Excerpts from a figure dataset

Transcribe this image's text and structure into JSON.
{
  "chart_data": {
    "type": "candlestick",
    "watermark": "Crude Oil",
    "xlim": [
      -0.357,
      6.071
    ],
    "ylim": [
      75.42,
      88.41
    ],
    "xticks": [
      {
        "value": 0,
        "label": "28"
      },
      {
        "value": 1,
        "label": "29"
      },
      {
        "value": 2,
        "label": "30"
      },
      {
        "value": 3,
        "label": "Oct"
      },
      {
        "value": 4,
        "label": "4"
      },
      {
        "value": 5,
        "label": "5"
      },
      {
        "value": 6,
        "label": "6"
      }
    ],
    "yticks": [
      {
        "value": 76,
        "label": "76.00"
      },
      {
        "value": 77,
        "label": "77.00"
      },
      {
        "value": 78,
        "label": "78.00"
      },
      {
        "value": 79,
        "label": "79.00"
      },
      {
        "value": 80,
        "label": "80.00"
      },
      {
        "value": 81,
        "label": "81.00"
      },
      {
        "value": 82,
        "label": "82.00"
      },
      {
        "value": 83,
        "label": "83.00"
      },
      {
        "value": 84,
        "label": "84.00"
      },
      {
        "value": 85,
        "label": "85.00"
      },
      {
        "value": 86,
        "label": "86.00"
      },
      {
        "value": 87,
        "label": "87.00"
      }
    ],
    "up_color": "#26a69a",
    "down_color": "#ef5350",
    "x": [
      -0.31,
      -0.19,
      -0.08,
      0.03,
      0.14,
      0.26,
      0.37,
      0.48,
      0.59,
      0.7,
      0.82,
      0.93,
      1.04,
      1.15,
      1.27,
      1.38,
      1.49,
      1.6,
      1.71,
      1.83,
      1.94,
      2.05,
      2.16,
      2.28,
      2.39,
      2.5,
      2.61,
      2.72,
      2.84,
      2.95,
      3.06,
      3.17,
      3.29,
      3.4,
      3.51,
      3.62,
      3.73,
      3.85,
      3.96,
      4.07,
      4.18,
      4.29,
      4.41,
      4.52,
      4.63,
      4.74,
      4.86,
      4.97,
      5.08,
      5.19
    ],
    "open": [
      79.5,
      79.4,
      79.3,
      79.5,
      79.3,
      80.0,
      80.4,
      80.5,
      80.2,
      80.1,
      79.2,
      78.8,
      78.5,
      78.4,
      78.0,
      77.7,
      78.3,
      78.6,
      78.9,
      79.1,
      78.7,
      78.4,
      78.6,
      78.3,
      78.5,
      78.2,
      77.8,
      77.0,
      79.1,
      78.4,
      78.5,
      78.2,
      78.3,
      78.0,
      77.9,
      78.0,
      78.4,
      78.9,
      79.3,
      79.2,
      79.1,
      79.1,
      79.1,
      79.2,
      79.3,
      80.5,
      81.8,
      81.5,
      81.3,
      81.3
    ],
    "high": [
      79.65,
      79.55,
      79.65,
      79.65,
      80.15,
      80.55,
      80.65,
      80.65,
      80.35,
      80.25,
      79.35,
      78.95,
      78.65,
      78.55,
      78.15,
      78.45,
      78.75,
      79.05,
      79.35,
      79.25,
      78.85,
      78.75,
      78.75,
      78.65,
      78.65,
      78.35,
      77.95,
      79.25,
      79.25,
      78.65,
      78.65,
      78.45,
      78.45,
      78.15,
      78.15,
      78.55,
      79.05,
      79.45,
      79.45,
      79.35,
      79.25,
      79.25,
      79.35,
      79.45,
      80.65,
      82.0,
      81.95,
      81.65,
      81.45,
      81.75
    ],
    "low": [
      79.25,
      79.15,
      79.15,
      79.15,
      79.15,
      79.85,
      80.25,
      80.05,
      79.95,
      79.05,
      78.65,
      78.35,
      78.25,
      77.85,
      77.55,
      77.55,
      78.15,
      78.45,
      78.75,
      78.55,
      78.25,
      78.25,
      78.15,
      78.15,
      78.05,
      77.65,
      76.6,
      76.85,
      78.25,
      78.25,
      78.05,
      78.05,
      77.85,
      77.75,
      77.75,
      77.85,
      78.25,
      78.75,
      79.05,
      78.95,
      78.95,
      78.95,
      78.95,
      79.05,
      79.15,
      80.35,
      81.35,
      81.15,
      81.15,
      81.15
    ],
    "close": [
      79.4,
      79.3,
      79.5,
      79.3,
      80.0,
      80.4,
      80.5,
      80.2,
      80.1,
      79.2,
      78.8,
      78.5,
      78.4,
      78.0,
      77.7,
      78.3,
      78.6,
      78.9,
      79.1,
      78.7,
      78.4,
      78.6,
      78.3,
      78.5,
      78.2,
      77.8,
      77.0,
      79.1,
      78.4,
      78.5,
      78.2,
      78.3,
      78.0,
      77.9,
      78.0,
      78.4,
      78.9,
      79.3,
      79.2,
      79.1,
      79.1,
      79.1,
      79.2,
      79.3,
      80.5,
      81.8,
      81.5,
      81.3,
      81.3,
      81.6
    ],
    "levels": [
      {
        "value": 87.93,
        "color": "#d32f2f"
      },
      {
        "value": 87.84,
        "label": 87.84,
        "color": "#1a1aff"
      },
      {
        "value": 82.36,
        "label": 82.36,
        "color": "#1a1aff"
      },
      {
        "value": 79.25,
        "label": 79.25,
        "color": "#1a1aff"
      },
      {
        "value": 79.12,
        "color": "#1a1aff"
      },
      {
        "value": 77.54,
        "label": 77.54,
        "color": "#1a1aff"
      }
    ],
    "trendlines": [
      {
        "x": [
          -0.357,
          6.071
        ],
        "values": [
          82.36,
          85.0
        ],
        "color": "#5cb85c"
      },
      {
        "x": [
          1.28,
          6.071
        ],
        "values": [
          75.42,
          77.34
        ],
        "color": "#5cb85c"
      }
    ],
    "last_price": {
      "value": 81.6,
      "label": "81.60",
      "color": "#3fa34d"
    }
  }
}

• _Aim of the task_:
Write all of the records out again exactly.

• _Exercise response_:
Transcribe this image's text and structure into JSON.
{
  "chart_data": {
    "type": "candlestick",
    "watermark": "Crude Oil",
    "xlim": [
      -0.357,
      6.071
    ],
    "ylim": [
      75.42,
      88.41
    ],
    "xticks": [
      {
        "value": 0,
        "label": "28"
      },
      {
        "value": 1,
        "label": "29"
      },
      {
        "value": 2,
        "label": "30"
      },
      {
        "value": 3,
        "label": "Oct"
      },
      {
        "value": 4,
        "label": "4"
      },
      {
        "value": 5,
        "label": "5"
      },
      {
        "value": 6,
        "label": "6"
      }
    ],
    "yticks": [
      {
        "value": 76,
        "label": "76.00"
      },
      {
        "value": 77,
        "label": "77.00"
      },
      {
        "value": 78,
        "label": "78.00"
      },
      {
        "value": 79,
        "label": "79.00"
      },
      {
        "value": 80,
        "label": "80.00"
      },
      {
        "value": 81,
        "label": "81.00"
      },
      {
        "value": 82,
        "label": "82.00"
      },
      {
        "value": 83,
        "label": "83.00"
      },
      {
        "value": 84,
        "label": "84.00"
      },
      {
        "value": 85,
        "label": "85.00"
      },
      {
        "value": 86,
        "label": "86.00"
      },
      {
        "value": 87,
        "label": "87.00"
      }
    ],
    "up_color": "#26a69a",
    "down_color": "#ef5350",
    "x": [
      -0.31,
      -0.19,
      -0.08,
      0.03,
      0.14,
      0.26,
      0.37,
      0.48,
      0.59,
      0.7,
      0.82,
      0.93,
      1.04,
      1.15,
      1.27,
      1.38,
      1.49,
      1.6,
      1.71,
      1.83,
      1.94,
      2.05,
      2.16,
      2.28,
      2.39,
      2.5,
      2.61,
      2.72,
      2.84,
      2.95,
      3.06,
      3.17,
      3.29,
      3.4,
      3.51,
      3.62,
      3.73,
      3.85,
      3.96,
      4.07,
      4.18,
      4.29,
      4.41,
      4.52,
      4.63,
      4.74,
      4.86,
      4.97,
      5.08,
      5.19
    ],
    "open": [
      79.5,
      79.4,
      79.3,
      79.5,
      79.3,
      80.0,
      80.4,
      80.5,
      80.2,
      80.1,
      79.2,
      78.8,
      78.5,
      78.4,
      78.0,
      77.7,
      78.3,
      78.6,
      78.9,
      79.1,
      78.7,
      78.4,
      78.6,
      78.3,
      78.5,
      78.2,
      77.8,
      77.0,
      79.1,
      78.4,
      78.5,
      78.2,
      78.3,
      78.0,
      77.9,
      78.0,
      78.4,
      78.9,
      79.3,
      79.2,
      79.1,
      79.1,
      79.1,
      79.2,
      79.3,
      80.5,
      81.8,
      81.5,
      81.3,
      81.3
    ],
    "high": [
      79.65,
      79.55,
      79.65,
      79.65,
      80.15,
      80.55,
      80.65,
      80.65,
      80.35,
      80.25,
      79.35,
      78.95,
      78.65,
      78.55,
      78.15,
      78.45,
      78.75,
      79.05,
      79.35,
      79.25,
      78.85,
      78.75,
      78.75,
      78.65,
      78.65,
      78.35,
      77.95,
      79.25,
      79.25,
      78.65,
      78.65,
      78.45,
      78.45,
      78.15,
      78.15,
      78.55,
      79.05,
      79.45,
      79.45,
      79.35,
      79.25,
      79.25,
      79.35,
      79.45,
      80.65,
      82.0,
      81.95,
      81.65,
      81.45,
      81.75
    ],
    "low": [
      79.25,
      79.15,
      79.15,
      79.15,
      79.15,
      79.85,
      80.25,
      80.05,
      79.95,
      79.05,
      78.65,
      78.35,
      78.25,
      77.85,
      77.55,
      77.55,
      78.15,
      78.45,
      78.75,
      78.55,
      78.25,
      78.25,
      78.15,
      78.15,
      78.05,
      77.65,
      76.6,
      76.85,
      78.25,
      78.25,
      78.05,
      78.05,
      77.85,
      77.75,
      77.75,
      77.85,
      78.25,
      78.75,
      79.05,
      78.95,
      78.95,
      78.95,
      78.95,
      79.05,
      79.15,
      80.35,
      81.35,
      81.15,
      81.15,
      81.15
    ],
    "close": [
      79.4,
      79.3,
      79.5,
      79.3,
      80.0,
      80.4,
      80.5,
      80.2,
      80.1,
      79.2,
      78.8,
      78.5,
      78.4,
      78.0,
      77.7,
      78.3,
      78.6,
      78.9,
      79.1,
      78.7,
      78.4,
      78.6,
      78.3,
      78.5,
      78.2,
      77.8,
      77.0,
      79.1,
      78.4,
      78.5,
      78.2,
      78.3,
      78.0,
      77.9,
      78.0,
      78.4,
      78.9,
      79.3,
      79.2,
      79.1,
      79.1,
      79.1,
      79.2,
      79.3,
      80.5,
      81.8,
      81.5,
      81.3,
      81.3,
      81.6
    ],
    "levels": [
      {
        "value": 87.93,
        "color": "#d32f2f"
      },
      {
        "value": 87.84,
        "label": 87.84,
        "color": "#1a1aff"
      },
      {
        "value": 82.36,
        "label": 82.36,
        "color": "#1a1aff"
      },
      {
        "value": 79.25,
        "label": 79.25,
        "color": "#1a1aff"
      },
      {
        "value": 79.12,
        "color": "#1a1aff"
      },
      {
        "value": 77.54,
        "label": 77.54,
        "color": "#1a1aff"
      }
    ],
    "trendlines": [
      {
        "x": [
          -0.357,
          6.071
        ],
        "values": [
          82.36,
          85.0
        ],
        "color": "#5cb85c"
      },
      {
        "x": [
          1.28,
          6.071
        ],
        "values": [
          75.42,
          77.34
        ],
        "color": "#5cb85c"
      }
    ],
    "last_price": {
      "value": 81.6,
      "label": "81.60",
      "color": "#3fa34d"
    }
  }
}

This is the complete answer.